Stored data entries
- - - -

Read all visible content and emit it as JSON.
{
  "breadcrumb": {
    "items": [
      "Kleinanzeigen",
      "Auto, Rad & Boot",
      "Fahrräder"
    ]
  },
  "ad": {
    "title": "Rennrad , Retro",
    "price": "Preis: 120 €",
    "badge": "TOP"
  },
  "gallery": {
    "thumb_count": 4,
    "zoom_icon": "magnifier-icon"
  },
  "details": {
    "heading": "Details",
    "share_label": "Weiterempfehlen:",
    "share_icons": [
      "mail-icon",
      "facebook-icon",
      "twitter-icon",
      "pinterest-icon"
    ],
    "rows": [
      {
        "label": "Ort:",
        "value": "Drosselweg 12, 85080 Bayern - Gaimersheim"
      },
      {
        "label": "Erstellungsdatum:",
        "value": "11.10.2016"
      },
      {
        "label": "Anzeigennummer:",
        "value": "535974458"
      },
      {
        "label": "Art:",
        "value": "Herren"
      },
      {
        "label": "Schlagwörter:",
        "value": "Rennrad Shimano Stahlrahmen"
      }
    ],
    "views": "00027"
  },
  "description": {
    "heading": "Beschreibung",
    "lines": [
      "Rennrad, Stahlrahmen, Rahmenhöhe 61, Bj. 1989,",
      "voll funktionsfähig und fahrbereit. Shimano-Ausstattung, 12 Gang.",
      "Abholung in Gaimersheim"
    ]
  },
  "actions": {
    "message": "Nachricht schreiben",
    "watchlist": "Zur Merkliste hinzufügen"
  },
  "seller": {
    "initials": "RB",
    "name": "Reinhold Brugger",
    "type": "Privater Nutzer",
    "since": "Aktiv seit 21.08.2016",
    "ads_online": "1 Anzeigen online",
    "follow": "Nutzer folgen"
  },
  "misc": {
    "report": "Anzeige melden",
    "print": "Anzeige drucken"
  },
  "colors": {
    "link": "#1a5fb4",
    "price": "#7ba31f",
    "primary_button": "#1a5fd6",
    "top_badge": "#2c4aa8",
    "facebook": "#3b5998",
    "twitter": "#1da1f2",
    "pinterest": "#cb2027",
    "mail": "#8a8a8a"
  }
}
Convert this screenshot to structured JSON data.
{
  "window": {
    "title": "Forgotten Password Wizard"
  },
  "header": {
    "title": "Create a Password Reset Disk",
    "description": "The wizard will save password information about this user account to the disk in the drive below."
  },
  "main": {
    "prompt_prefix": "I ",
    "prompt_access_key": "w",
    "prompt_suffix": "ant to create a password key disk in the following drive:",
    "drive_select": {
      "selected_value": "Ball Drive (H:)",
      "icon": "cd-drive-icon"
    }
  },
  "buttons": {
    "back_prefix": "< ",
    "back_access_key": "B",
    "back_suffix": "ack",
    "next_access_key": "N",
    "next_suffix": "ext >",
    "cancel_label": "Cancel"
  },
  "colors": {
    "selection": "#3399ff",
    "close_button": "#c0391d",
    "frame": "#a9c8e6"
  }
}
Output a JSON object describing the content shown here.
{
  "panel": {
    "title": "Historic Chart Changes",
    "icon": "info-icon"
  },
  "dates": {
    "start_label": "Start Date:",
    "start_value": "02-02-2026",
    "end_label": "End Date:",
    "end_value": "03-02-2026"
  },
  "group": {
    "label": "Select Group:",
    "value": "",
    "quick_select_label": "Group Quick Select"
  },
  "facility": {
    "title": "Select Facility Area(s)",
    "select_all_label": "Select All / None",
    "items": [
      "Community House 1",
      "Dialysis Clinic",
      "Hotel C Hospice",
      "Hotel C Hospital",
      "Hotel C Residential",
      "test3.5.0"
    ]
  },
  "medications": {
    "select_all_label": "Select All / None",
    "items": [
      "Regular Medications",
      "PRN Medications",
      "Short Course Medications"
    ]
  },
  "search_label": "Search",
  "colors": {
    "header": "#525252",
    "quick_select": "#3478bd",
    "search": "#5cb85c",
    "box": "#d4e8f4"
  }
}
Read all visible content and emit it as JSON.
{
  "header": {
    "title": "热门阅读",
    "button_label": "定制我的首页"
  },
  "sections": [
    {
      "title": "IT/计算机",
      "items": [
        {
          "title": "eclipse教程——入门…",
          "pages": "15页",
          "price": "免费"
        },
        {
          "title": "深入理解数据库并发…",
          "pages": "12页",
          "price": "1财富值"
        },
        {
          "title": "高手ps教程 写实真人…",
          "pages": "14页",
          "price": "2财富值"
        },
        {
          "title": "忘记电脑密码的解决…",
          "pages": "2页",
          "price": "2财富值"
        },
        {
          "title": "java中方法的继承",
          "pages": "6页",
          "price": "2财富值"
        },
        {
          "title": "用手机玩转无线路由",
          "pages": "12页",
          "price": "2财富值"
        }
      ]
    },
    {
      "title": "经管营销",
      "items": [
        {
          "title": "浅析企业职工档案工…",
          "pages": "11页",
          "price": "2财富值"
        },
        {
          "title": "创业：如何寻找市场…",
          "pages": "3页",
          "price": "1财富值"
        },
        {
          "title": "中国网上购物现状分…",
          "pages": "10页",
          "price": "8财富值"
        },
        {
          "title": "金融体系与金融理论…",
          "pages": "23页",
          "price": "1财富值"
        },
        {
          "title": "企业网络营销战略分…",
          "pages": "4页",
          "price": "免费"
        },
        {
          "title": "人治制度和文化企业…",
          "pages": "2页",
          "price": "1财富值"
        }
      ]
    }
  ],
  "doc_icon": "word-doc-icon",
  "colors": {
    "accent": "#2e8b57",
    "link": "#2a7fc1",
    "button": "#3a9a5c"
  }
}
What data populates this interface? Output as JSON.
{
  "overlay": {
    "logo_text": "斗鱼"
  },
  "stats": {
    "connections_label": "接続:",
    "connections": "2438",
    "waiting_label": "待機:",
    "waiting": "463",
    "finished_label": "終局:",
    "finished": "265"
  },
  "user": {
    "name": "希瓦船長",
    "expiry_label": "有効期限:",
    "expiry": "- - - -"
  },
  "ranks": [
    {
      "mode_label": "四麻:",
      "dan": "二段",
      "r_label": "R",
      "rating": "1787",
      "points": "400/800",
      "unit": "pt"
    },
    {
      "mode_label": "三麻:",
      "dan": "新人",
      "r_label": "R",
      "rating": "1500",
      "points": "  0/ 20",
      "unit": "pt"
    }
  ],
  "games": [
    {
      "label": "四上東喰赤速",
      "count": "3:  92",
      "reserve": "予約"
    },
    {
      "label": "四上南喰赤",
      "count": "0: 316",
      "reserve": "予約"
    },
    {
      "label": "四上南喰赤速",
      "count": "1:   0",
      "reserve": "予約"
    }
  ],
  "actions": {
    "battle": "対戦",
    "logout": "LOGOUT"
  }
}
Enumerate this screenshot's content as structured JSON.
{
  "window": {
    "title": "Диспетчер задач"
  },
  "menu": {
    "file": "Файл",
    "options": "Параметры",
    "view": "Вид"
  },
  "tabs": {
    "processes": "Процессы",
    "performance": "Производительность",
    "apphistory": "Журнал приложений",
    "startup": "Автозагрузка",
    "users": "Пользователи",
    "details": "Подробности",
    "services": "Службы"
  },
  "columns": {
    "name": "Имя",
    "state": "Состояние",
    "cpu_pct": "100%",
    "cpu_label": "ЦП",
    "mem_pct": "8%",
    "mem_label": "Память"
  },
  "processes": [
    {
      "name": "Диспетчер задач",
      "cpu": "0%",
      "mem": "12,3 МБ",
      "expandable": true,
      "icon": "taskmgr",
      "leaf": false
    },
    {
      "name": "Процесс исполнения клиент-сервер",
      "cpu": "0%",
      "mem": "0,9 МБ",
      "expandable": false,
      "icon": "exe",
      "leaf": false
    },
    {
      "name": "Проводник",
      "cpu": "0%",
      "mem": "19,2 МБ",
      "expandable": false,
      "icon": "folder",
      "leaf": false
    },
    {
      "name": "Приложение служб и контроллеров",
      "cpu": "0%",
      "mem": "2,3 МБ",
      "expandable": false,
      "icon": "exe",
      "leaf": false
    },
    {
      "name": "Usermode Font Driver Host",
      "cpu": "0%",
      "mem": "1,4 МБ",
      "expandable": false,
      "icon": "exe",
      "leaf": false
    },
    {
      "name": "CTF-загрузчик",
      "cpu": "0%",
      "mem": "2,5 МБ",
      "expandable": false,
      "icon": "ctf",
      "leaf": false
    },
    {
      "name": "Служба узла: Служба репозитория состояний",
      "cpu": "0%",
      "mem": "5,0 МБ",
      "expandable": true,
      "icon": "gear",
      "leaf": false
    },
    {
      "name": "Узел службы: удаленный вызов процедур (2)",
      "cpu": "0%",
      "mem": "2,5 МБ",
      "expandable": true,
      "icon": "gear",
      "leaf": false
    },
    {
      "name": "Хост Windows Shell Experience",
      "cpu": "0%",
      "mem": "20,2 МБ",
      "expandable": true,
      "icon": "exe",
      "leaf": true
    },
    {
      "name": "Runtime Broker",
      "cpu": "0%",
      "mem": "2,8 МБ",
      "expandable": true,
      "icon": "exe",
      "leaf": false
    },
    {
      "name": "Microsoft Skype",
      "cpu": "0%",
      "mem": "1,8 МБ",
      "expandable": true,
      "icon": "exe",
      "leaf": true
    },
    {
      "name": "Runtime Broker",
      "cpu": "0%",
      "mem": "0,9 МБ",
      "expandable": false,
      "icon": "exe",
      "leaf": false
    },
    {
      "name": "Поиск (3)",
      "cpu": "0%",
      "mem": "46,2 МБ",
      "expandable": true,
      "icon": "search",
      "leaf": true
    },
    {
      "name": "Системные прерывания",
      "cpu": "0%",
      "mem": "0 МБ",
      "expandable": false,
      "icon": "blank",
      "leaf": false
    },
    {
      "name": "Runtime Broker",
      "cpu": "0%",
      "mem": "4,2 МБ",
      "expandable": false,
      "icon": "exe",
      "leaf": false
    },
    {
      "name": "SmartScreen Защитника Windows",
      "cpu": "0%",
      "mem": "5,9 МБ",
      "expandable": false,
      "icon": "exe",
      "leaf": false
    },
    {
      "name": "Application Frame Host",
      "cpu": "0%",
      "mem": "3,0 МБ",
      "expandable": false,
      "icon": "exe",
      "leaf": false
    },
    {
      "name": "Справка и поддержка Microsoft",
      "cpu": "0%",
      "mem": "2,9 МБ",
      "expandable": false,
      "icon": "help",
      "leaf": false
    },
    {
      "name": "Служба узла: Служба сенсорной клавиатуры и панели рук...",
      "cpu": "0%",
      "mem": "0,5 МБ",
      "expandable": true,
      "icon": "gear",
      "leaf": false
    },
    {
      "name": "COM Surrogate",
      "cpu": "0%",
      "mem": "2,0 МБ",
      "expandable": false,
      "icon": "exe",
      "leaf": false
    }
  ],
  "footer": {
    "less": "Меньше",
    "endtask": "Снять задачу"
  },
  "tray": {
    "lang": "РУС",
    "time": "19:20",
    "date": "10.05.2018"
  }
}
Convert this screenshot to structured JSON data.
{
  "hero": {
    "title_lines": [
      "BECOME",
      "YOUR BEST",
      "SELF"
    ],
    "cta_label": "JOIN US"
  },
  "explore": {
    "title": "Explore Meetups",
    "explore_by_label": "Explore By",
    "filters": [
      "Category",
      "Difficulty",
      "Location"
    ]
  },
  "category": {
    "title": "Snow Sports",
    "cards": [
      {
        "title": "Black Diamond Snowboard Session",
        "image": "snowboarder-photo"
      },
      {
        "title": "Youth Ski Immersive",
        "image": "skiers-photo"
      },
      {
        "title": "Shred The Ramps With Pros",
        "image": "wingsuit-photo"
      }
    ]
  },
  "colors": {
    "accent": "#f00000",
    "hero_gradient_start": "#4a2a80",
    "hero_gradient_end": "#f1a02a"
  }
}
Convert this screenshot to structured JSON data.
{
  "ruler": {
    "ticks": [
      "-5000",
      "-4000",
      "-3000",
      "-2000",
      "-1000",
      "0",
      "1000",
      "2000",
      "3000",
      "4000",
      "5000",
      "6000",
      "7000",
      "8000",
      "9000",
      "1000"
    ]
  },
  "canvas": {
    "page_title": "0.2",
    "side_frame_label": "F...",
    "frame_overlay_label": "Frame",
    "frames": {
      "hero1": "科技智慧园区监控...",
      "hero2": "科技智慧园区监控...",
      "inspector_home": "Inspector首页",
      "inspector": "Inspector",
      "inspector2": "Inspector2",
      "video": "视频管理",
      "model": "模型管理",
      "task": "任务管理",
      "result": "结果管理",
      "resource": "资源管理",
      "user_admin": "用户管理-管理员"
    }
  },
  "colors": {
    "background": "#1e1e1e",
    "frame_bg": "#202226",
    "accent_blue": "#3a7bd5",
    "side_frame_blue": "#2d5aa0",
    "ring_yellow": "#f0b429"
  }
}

- - - -

» Objective
Look through the material above and work out how many of its lines contain "Output". State the number only.

» Answer in full
2